Start of SELECTED PASSAGE

Recommender systems have become ubiquitous in consumers’ daily lives on the online platform, ranging from e-commerce, social media to news outlets. Our preferences and biases are super-charged by machine learning algorithms that learn from our taste, and recommend more of what we desire to see. Because recommender systems have such profound impact on our lives, and consequently on society, I decided to spend my last project of the Metis Data Science Bootcamp (Singapore, Batch 5) on creating a simple recommender algorithm for an e-commerce web store. Before we take off on my project, I would like to give you an overview on two general types of recommender systems:
Content-Based Filtering Recommender: As its name suggest, this type of recommender uses the similarity among the background information of the items or users to propose recommendations to users. For instance, if User A generally gives Sci-Fi movies a good rating, the recommender system would recommend more movies of the Sci-Fi genre to User A. In another instance, if User B is an individual of a higher income group, a bank recommender system would likely label User B as a potential customer of the premium investment plan.
- Pros: Easy to overcome a cold start problem – when there is zero or few user-item interactions, the recommender is still able to provide good recommendations to the user.
- Cons: Requires the background information of items/users. Whenever there are new items/users, these background information has to be catalogued and added in.

End of SELECTED PASSAGE
Start of ITEMS

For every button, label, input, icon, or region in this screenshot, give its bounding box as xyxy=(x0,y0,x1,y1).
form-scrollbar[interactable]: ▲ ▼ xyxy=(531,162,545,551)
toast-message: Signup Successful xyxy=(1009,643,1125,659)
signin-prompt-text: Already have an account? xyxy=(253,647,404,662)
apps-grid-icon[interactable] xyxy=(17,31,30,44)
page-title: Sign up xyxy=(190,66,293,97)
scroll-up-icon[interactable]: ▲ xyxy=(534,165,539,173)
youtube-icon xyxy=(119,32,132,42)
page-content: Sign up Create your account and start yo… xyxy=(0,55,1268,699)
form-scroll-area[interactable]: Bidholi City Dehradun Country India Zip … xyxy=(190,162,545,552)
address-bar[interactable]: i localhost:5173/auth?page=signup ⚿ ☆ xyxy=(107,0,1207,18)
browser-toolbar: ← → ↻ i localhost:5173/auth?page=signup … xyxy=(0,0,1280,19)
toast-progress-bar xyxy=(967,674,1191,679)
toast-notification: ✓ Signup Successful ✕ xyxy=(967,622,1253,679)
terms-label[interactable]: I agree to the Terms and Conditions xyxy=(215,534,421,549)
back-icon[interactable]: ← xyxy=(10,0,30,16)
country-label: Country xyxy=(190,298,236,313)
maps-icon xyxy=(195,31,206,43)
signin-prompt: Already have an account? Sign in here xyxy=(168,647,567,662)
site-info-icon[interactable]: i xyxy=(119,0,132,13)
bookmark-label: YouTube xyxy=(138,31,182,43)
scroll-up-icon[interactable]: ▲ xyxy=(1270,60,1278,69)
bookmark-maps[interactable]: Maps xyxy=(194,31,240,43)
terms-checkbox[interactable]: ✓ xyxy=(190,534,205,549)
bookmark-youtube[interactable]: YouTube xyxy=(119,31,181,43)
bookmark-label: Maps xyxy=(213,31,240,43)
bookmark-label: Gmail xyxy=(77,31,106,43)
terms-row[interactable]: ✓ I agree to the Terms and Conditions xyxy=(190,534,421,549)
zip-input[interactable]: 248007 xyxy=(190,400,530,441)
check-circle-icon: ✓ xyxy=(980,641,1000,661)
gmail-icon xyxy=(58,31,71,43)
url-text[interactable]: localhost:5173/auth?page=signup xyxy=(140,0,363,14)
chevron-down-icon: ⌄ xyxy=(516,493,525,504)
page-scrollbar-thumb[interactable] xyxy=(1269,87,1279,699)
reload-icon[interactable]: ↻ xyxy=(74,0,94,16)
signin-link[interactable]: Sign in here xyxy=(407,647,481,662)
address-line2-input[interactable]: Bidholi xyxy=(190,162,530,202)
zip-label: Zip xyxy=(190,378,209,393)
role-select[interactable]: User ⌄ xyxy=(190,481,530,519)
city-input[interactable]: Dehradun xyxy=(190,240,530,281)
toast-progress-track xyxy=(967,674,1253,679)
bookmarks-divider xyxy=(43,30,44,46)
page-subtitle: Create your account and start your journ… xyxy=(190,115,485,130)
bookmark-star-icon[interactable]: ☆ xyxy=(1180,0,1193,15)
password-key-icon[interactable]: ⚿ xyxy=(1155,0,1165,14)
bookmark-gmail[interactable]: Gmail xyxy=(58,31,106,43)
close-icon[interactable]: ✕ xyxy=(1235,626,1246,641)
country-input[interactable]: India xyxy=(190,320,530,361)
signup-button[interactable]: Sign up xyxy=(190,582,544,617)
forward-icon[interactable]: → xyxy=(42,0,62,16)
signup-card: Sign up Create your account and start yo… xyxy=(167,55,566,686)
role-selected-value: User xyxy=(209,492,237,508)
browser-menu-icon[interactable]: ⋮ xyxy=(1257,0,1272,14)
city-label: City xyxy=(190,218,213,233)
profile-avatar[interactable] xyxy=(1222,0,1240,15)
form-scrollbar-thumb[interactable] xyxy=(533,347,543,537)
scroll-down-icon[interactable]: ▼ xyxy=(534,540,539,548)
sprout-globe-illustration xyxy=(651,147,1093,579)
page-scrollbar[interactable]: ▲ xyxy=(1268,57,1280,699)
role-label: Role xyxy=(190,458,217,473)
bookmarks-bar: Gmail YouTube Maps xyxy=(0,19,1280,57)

End of ITEMS

:: TASK DETAILS ::
According to the passage on recommender systems, which problem is a content-based filtering recommender said to overcome easily?

:: RESPONSE BELOW ::
The cold start problem, which occurs when there are zero or few user-item interactions.